Start of Supplied material

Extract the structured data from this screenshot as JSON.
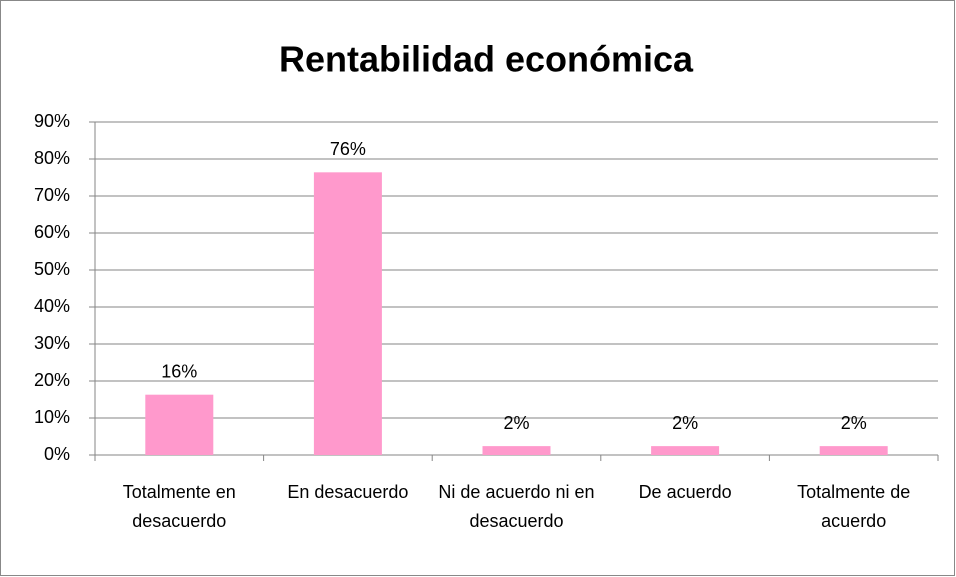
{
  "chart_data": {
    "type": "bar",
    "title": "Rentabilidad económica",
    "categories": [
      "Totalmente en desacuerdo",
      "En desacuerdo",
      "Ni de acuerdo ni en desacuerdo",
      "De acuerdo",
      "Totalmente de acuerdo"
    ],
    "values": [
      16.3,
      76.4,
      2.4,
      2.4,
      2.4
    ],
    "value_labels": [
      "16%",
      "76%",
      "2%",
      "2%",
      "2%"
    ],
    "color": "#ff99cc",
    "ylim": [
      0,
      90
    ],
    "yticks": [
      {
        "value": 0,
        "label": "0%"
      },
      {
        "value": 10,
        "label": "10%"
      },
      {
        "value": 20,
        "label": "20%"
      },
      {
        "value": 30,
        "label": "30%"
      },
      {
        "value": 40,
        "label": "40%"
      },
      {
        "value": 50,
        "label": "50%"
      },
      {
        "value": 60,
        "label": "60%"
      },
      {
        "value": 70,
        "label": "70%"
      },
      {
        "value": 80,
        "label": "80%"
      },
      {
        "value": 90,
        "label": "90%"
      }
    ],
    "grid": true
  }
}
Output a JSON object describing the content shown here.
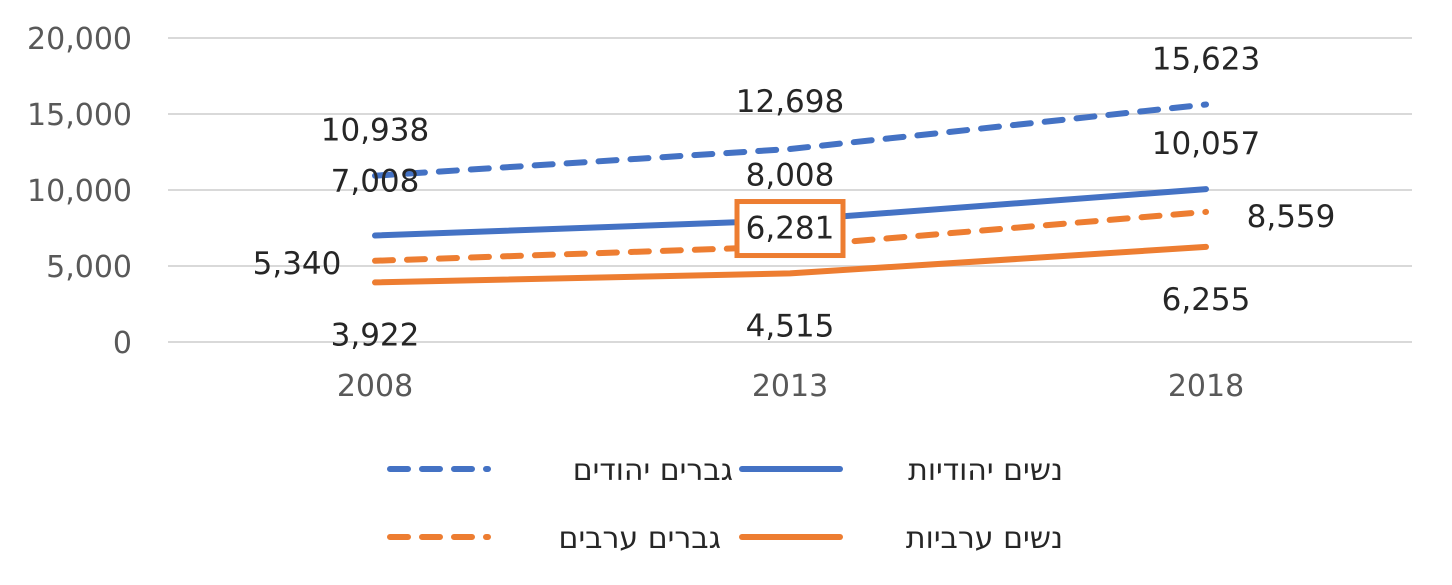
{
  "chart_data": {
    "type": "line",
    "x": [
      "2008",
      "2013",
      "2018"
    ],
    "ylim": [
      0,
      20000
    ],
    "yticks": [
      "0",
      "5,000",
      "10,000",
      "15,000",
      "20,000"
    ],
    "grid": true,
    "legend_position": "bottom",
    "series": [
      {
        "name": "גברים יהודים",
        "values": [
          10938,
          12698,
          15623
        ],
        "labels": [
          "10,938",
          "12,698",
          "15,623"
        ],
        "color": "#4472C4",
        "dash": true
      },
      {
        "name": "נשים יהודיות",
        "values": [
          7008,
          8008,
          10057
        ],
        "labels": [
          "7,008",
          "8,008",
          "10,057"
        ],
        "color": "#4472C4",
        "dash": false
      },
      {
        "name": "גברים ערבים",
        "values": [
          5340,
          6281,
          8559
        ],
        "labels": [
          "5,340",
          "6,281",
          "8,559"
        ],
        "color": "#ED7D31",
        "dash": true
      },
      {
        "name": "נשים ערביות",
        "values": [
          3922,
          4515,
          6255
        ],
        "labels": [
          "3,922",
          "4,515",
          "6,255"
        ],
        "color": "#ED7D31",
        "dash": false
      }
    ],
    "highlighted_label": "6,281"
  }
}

End of Supplied material

#### Directive:
Leave out the pictures, and give all the records again exactly.

#### Final answer:
Extract the structured data from this screenshot as JSON.
{
  "chart_data": {
    "type": "bar",
    "title": "Rentabilidad económica",
    "categories": [
      "Totalmente en desacuerdo",
      "En desacuerdo",
      "Ni de acuerdo ni en desacuerdo",
      "De acuerdo",
      "Totalmente de acuerdo"
    ],
    "values": [
      16.3,
      76.4,
      2.4,
      2.4,
      2.4
    ],
    "value_labels": [
      "16%",
      "76%",
      "2%",
      "2%",
      "2%"
    ],
    "color": "#ff99cc",
    "ylim": [
      0,
      90
    ],
    "yticks": [
      {
        "value": 0,
        "label": "0%"
      },
      {
        "value": 10,
        "label": "10%"
      },
      {
        "value": 20,
        "label": "20%"
      },
      {
        "value": 30,
        "label": "30%"
      },
      {
        "value": 40,
        "label": "40%"
      },
      {
        "value": 50,
        "label": "50%"
      },
      {
        "value": 60,
        "label": "60%"
      },
      {
        "value": 70,
        "label": "70%"
      },
      {
        "value": 80,
        "label": "80%"
      },
      {
        "value": 90,
        "label": "90%"
      }
    ],
    "grid": true
  }
}
Output a JSON object describing the content shown here.
{
  "chart_data": {
    "type": "line",
    "x": [
      "2008",
      "2013",
      "2018"
    ],
    "ylim": [
      0,
      20000
    ],
    "yticks": [
      "0",
      "5,000",
      "10,000",
      "15,000",
      "20,000"
    ],
    "grid": true,
    "legend_position": "bottom",
    "series": [
      {
        "name": "גברים יהודים",
        "values": [
          10938,
          12698,
          15623
        ],
        "labels": [
          "10,938",
          "12,698",
          "15,623"
        ],
        "color": "#4472C4",
        "dash": true
      },
      {
        "name": "נשים יהודיות",
        "values": [
          7008,
          8008,
          10057
        ],
        "labels": [
          "7,008",
          "8,008",
          "10,057"
        ],
        "color": "#4472C4",
        "dash": false
      },
      {
        "name": "גברים ערבים",
        "values": [
          5340,
          6281,
          8559
        ],
        "labels": [
          "5,340",
          "6,281",
          "8,559"
        ],
        "color": "#ED7D31",
        "dash": true
      },
      {
        "name": "נשים ערביות",
        "values": [
          3922,
          4515,
          6255
        ],
        "labels": [
          "3,922",
          "4,515",
          "6,255"
        ],
        "color": "#ED7D31",
        "dash": false
      }
    ],
    "highlighted_label": "6,281"
  }
}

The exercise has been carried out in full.